_Task to carry out_: Copy the lines below as they are; omit the images they contain.

_Material_:
--------

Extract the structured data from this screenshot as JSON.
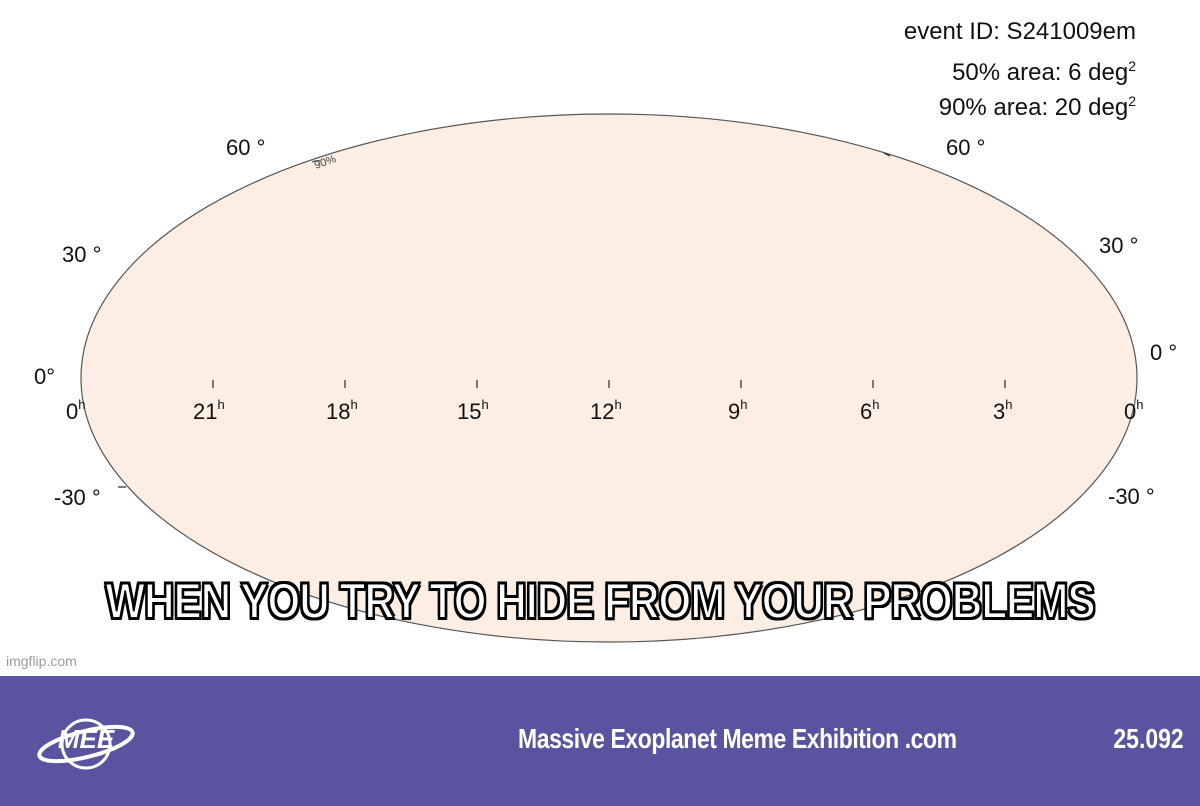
{
  "annotations": {
    "event_id": "event ID: S241009em",
    "area50_prefix": "50% area: 6 deg",
    "area90_prefix": "90% area: 20 deg",
    "sup": "2"
  },
  "skymap": {
    "fill": "#fdeee3",
    "outline": "#555555",
    "contour_label": "90%",
    "ra_labels": [
      "0",
      "21",
      "18",
      "15",
      "12",
      "9",
      "6",
      "3",
      "0"
    ],
    "ra_unit": "h",
    "dec_left_labels": [
      "60 °",
      "30 °",
      "0°",
      "-30 °"
    ],
    "dec_right_labels": [
      "60 °",
      "30 °",
      "0 °",
      "-30 °"
    ]
  },
  "caption": "WHEN YOU TRY TO HIDE FROM YOUR PROBLEMS",
  "watermark": "imgflip.com",
  "footer": {
    "site": "Massive Exoplanet Meme Exhibition .com",
    "number": "25.092",
    "logo_icon": "mee-globe-logo-icon",
    "background": "#5a539f"
  }
}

--------

_Complete output_:
Extract the structured data from this screenshot as JSON.
{
  "annotations": {
    "event_id": "event ID: S241009em",
    "area50_prefix": "50% area: 6 deg",
    "area90_prefix": "90% area: 20 deg",
    "sup": "2"
  },
  "skymap": {
    "fill": "#fdeee3",
    "outline": "#555555",
    "contour_label": "90%",
    "ra_labels": [
      "0",
      "21",
      "18",
      "15",
      "12",
      "9",
      "6",
      "3",
      "0"
    ],
    "ra_unit": "h",
    "dec_left_labels": [
      "60 °",
      "30 °",
      "0°",
      "-30 °"
    ],
    "dec_right_labels": [
      "60 °",
      "30 °",
      "0 °",
      "-30 °"
    ]
  },
  "caption": "WHEN YOU TRY TO HIDE FROM YOUR PROBLEMS",
  "watermark": "imgflip.com",
  "footer": {
    "site": "Massive Exoplanet Meme Exhibition .com",
    "number": "25.092",
    "logo_icon": "mee-globe-logo-icon",
    "background": "#5a539f"
  }
}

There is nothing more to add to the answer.